**Material**.
•••••

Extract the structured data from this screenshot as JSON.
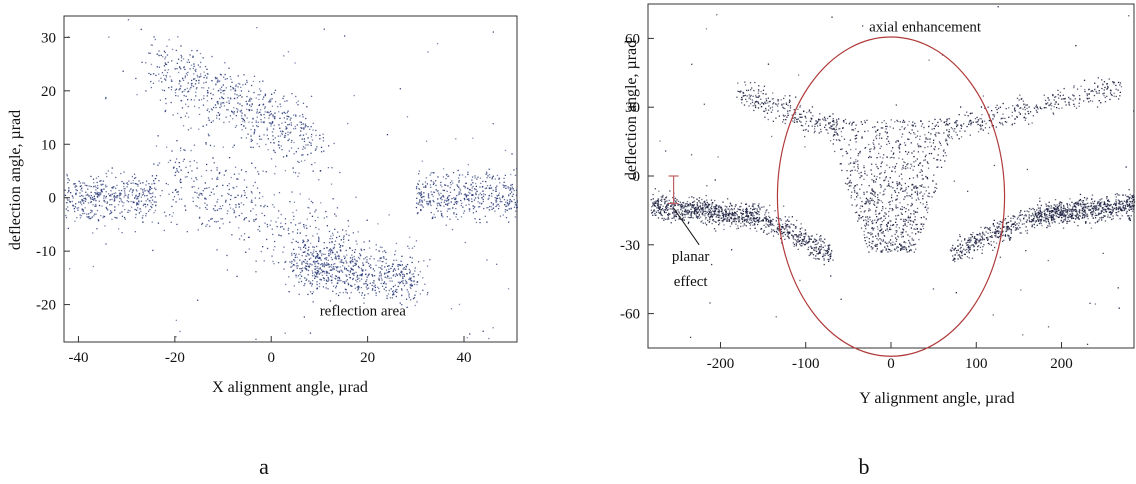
{
  "chart_data": [
    {
      "type": "scatter",
      "panel_label": "a",
      "xlabel": "X alignment angle,  µrad",
      "ylabel": "deflection angle,  µrad",
      "xlim": [
        -43,
        51
      ],
      "ylim": [
        -27,
        34
      ],
      "xticks": [
        -40,
        -20,
        0,
        20,
        40
      ],
      "yticks": [
        -20,
        -10,
        0,
        10,
        20,
        30
      ],
      "grid": false,
      "point_color": "#2b3a78",
      "annotations": [
        {
          "text": "reflection area",
          "x": 19,
          "y": -22
        }
      ],
      "clusters": [
        {
          "name": "left-channel",
          "x_range": [
            -43,
            -24
          ],
          "y_center": 0,
          "y_spread": 2.2,
          "count": 420
        },
        {
          "name": "right-channel",
          "x_range": [
            30,
            51
          ],
          "y_center": 0.5,
          "y_spread": 2.2,
          "count": 460
        },
        {
          "name": "upper-band",
          "x_from": -24,
          "y_from": 25,
          "x_to": 10,
          "y_to": 10,
          "spread": 3.2,
          "count": 650
        },
        {
          "name": "middle-diagonal",
          "x_from": -22,
          "y_from": 5,
          "x_to": 15,
          "y_to": -10,
          "spread": 4.5,
          "count": 450
        },
        {
          "name": "lower-band",
          "x_from": 5,
          "y_from": -12,
          "x_to": 30,
          "y_to": -15,
          "spread": 2.5,
          "count": 700
        },
        {
          "name": "background",
          "x_range": [
            -43,
            51
          ],
          "y_range": [
            -27,
            34
          ],
          "count": 90
        }
      ]
    },
    {
      "type": "scatter",
      "panel_label": "b",
      "xlabel": "Y alignment angle, µrad",
      "ylabel": "deflection angle, µrad",
      "xlim": [
        -285,
        285
      ],
      "ylim": [
        -75,
        75
      ],
      "xticks": [
        -200,
        -100,
        0,
        100,
        200
      ],
      "yticks": [
        -60,
        -30,
        0,
        30,
        60
      ],
      "grid": false,
      "point_color": "#1a1d3e",
      "circle": {
        "cx": 0,
        "cy": -9,
        "r_x": 185,
        "r_y": 60,
        "color": "#b03a3a"
      },
      "planar_marker": {
        "x": -255,
        "y_from": -12,
        "y_to": 0,
        "color": "#c06060"
      },
      "annotations": [
        {
          "text": "axial enhancement",
          "x": 40,
          "y": 63
        },
        {
          "text": "planar",
          "x": -235,
          "y": -37
        },
        {
          "text": "effect",
          "x": -235,
          "y": -48
        }
      ],
      "clusters": [
        {
          "name": "planar-left",
          "x_from": -280,
          "y_from": -13,
          "x_to": -160,
          "y_to": -17,
          "spread": 2.6,
          "count": 700
        },
        {
          "name": "planar-left-dip",
          "x_from": -160,
          "y_from": -17,
          "x_to": -70,
          "y_to": -33,
          "spread": 2.6,
          "count": 360
        },
        {
          "name": "planar-right-dip",
          "x_from": 70,
          "y_from": -33,
          "x_to": 170,
          "y_to": -17,
          "spread": 2.6,
          "count": 360
        },
        {
          "name": "planar-right",
          "x_from": 170,
          "y_from": -17,
          "x_to": 285,
          "y_to": -12,
          "spread": 2.6,
          "count": 700
        },
        {
          "name": "central-funnel",
          "x_range": [
            -80,
            80
          ],
          "y_range": [
            -33,
            25
          ],
          "count": 900
        },
        {
          "name": "upper-arm-left",
          "x_from": -180,
          "y_from": 37,
          "x_to": -60,
          "y_to": 20,
          "spread": 3,
          "count": 260
        },
        {
          "name": "upper-arm-right",
          "x_from": 60,
          "y_from": 20,
          "x_to": 270,
          "y_to": 40,
          "spread": 3,
          "count": 320
        },
        {
          "name": "background",
          "x_range": [
            -285,
            285
          ],
          "y_range": [
            -75,
            75
          ],
          "count": 70
        }
      ]
    }
  ]
}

•••••

**Stated problem**. From the records given above, copy all lines containing "alignment".

**Reply to the exercise**.
      "xlabel": "X alignment angle,  µrad",
      "xlabel": "Y alignment angle, µrad",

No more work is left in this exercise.